The problem — Restate the data word for word and leave the images out.

Figure contents as structured data:

** Begin **

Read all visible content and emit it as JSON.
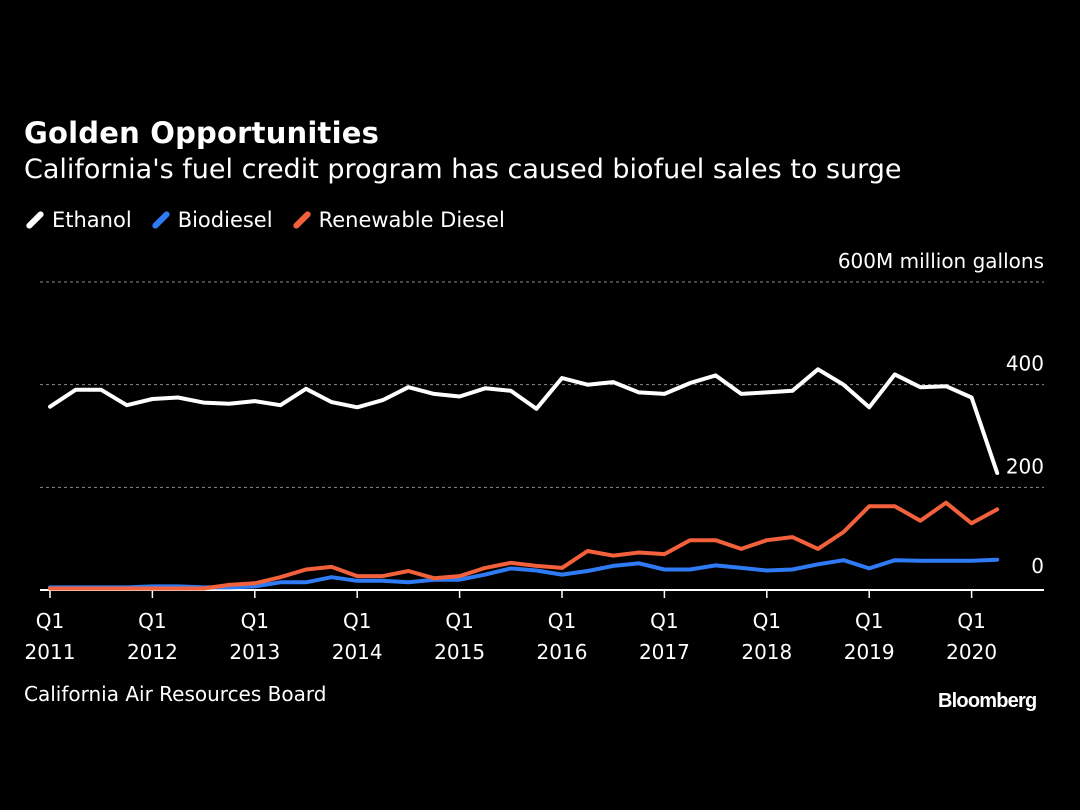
{
  "header": {
    "title": "Golden Opportunities",
    "subtitle": "California's fuel credit program has caused biofuel sales to surge"
  },
  "legend": {
    "items": [
      {
        "label": "Ethanol",
        "color": "#ffffff"
      },
      {
        "label": "Biodiesel",
        "color": "#2f7bf5"
      },
      {
        "label": "Renewable Diesel",
        "color": "#f2613c"
      }
    ]
  },
  "footer": {
    "source": "California Air Resources Board",
    "brand": "Bloomberg"
  },
  "chart_data": {
    "type": "line",
    "ylabel": "600M million gallons",
    "ylim": [
      0,
      600
    ],
    "y_ticks": [
      {
        "value": 0,
        "label": "0"
      },
      {
        "value": 200,
        "label": "200"
      },
      {
        "value": 400,
        "label": "400"
      },
      {
        "value": 600,
        "label": "600M million gallons"
      }
    ],
    "x_ticks": [
      {
        "quarter": "Q1",
        "year": "2011"
      },
      {
        "quarter": "Q1",
        "year": "2012"
      },
      {
        "quarter": "Q1",
        "year": "2013"
      },
      {
        "quarter": "Q1",
        "year": "2014"
      },
      {
        "quarter": "Q1",
        "year": "2015"
      },
      {
        "quarter": "Q1",
        "year": "2016"
      },
      {
        "quarter": "Q1",
        "year": "2017"
      },
      {
        "quarter": "Q1",
        "year": "2018"
      },
      {
        "quarter": "Q1",
        "year": "2019"
      },
      {
        "quarter": "Q1",
        "year": "2020"
      }
    ],
    "grid": true,
    "series": [
      {
        "name": "Ethanol",
        "color": "#ffffff",
        "values": [
          357,
          390,
          390,
          360,
          372,
          375,
          365,
          363,
          368,
          360,
          392,
          366,
          356,
          370,
          395,
          382,
          377,
          393,
          388,
          353,
          413,
          400,
          405,
          385,
          382,
          403,
          418,
          382,
          385,
          388,
          430,
          400,
          356,
          420,
          395,
          397,
          375,
          228
        ]
      },
      {
        "name": "Biodiesel",
        "color": "#2f7bf5",
        "values": [
          5,
          5,
          5,
          5,
          7,
          7,
          5,
          5,
          7,
          15,
          15,
          25,
          18,
          18,
          15,
          20,
          20,
          30,
          42,
          38,
          30,
          37,
          47,
          52,
          40,
          40,
          48,
          43,
          38,
          40,
          50,
          58,
          42,
          58,
          57,
          57,
          57,
          59
        ]
      },
      {
        "name": "Renewable Diesel",
        "color": "#f2613c",
        "values": [
          3,
          3,
          3,
          3,
          3,
          3,
          3,
          10,
          13,
          25,
          40,
          45,
          27,
          27,
          37,
          23,
          27,
          43,
          53,
          47,
          43,
          76,
          67,
          73,
          70,
          97,
          97,
          80,
          97,
          103,
          80,
          113,
          163,
          163,
          135,
          170,
          130,
          157
        ]
      }
    ]
  }
}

** End **

Final answer —
Read all visible content and emit it as JSON.
{
  "header": {
    "title": "Golden Opportunities",
    "subtitle": "California's fuel credit program has caused biofuel sales to surge"
  },
  "legend": {
    "items": [
      {
        "label": "Ethanol",
        "color": "#ffffff"
      },
      {
        "label": "Biodiesel",
        "color": "#2f7bf5"
      },
      {
        "label": "Renewable Diesel",
        "color": "#f2613c"
      }
    ]
  },
  "footer": {
    "source": "California Air Resources Board",
    "brand": "Bloomberg"
  },
  "chart_data": {
    "type": "line",
    "ylabel": "600M million gallons",
    "ylim": [
      0,
      600
    ],
    "y_ticks": [
      {
        "value": 0,
        "label": "0"
      },
      {
        "value": 200,
        "label": "200"
      },
      {
        "value": 400,
        "label": "400"
      },
      {
        "value": 600,
        "label": "600M million gallons"
      }
    ],
    "x_ticks": [
      {
        "quarter": "Q1",
        "year": "2011"
      },
      {
        "quarter": "Q1",
        "year": "2012"
      },
      {
        "quarter": "Q1",
        "year": "2013"
      },
      {
        "quarter": "Q1",
        "year": "2014"
      },
      {
        "quarter": "Q1",
        "year": "2015"
      },
      {
        "quarter": "Q1",
        "year": "2016"
      },
      {
        "quarter": "Q1",
        "year": "2017"
      },
      {
        "quarter": "Q1",
        "year": "2018"
      },
      {
        "quarter": "Q1",
        "year": "2019"
      },
      {
        "quarter": "Q1",
        "year": "2020"
      }
    ],
    "grid": true,
    "series": [
      {
        "name": "Ethanol",
        "color": "#ffffff",
        "values": [
          357,
          390,
          390,
          360,
          372,
          375,
          365,
          363,
          368,
          360,
          392,
          366,
          356,
          370,
          395,
          382,
          377,
          393,
          388,
          353,
          413,
          400,
          405,
          385,
          382,
          403,
          418,
          382,
          385,
          388,
          430,
          400,
          356,
          420,
          395,
          397,
          375,
          228
        ]
      },
      {
        "name": "Biodiesel",
        "color": "#2f7bf5",
        "values": [
          5,
          5,
          5,
          5,
          7,
          7,
          5,
          5,
          7,
          15,
          15,
          25,
          18,
          18,
          15,
          20,
          20,
          30,
          42,
          38,
          30,
          37,
          47,
          52,
          40,
          40,
          48,
          43,
          38,
          40,
          50,
          58,
          42,
          58,
          57,
          57,
          57,
          59
        ]
      },
      {
        "name": "Renewable Diesel",
        "color": "#f2613c",
        "values": [
          3,
          3,
          3,
          3,
          3,
          3,
          3,
          10,
          13,
          25,
          40,
          45,
          27,
          27,
          37,
          23,
          27,
          43,
          53,
          47,
          43,
          76,
          67,
          73,
          70,
          97,
          97,
          80,
          97,
          103,
          80,
          113,
          163,
          163,
          135,
          170,
          130,
          157
        ]
      }
    ]
  }
}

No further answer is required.